_Exercise description_:
Here is a listing; restate all of it exactly.

_Records for the exercise_:
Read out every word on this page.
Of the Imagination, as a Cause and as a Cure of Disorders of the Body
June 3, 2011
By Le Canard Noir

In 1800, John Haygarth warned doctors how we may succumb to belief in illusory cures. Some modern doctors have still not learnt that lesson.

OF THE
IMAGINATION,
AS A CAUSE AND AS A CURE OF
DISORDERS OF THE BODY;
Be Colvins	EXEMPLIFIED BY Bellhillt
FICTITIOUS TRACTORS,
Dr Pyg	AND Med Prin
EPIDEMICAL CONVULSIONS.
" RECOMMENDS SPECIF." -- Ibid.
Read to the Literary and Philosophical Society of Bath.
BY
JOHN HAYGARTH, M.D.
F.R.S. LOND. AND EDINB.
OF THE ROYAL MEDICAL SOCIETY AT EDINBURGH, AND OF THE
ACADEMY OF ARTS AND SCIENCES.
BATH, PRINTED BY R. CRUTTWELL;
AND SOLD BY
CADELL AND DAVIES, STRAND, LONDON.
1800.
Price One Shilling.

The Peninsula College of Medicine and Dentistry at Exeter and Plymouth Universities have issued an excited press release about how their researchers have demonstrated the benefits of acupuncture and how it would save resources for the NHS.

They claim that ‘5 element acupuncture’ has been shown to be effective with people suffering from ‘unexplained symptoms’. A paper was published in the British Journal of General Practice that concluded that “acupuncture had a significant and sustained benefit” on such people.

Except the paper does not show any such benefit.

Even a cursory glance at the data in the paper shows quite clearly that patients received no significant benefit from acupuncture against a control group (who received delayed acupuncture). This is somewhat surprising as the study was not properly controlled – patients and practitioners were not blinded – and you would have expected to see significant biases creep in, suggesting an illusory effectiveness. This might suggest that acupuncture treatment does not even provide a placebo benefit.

_Response area_:
Read out every word on this page.
Of the Imagination, as a Cause and as a Cure of Disorders of the Body
June 3, 2011
By Le Canard Noir

In 1800, John Haygarth warned doctors how we may succumb to belief in illusory cures. Some modern doctors have still not learnt that lesson.

OF THE
IMAGINATION,
AS A CAUSE AND AS A CURE OF
DISORDERS OF THE BODY;
Be Colvins	EXEMPLIFIED BY Bellhillt
FICTITIOUS TRACTORS,
Dr Pyg	AND Med Prin
EPIDEMICAL CONVULSIONS.
" RECOMMENDS SPECIF." -- Ibid.
Read to the Literary and Philosophical Society of Bath.
BY
JOHN HAYGARTH, M.D.
F.R.S. LOND. AND EDINB.
OF THE ROYAL MEDICAL SOCIETY AT EDINBURGH, AND OF THE
ACADEMY OF ARTS AND SCIENCES.
BATH, PRINTED BY R. CRUTTWELL;
AND SOLD BY
CADELL AND DAVIES, STRAND, LONDON.
1800.
Price One Shilling.

The Peninsula College of Medicine and Dentistry at Exeter and Plymouth Universities have issued an excited press release about how their researchers have demonstrated the benefits of acupuncture and how it would save resources for the NHS.

They claim that ‘5 element acupuncture’ has been shown to be effective with people suffering from ‘unexplained symptoms’. A paper was published in the British Journal of General Practice that concluded that “acupuncture had a significant and sustained benefit” on such people.

Except the paper does not show any such benefit.

Even a cursory glance at the data in the paper shows quite clearly that patients received no significant benefit from acupuncture against a control group (who received delayed acupuncture). This is somewhat surprising as the study was not properly controlled – patients and practitioners were not blinded – and you would have expected to see significant biases creep in, suggesting an illusory effectiveness. This might suggest that acupuncture treatment does not even provide a placebo benefit.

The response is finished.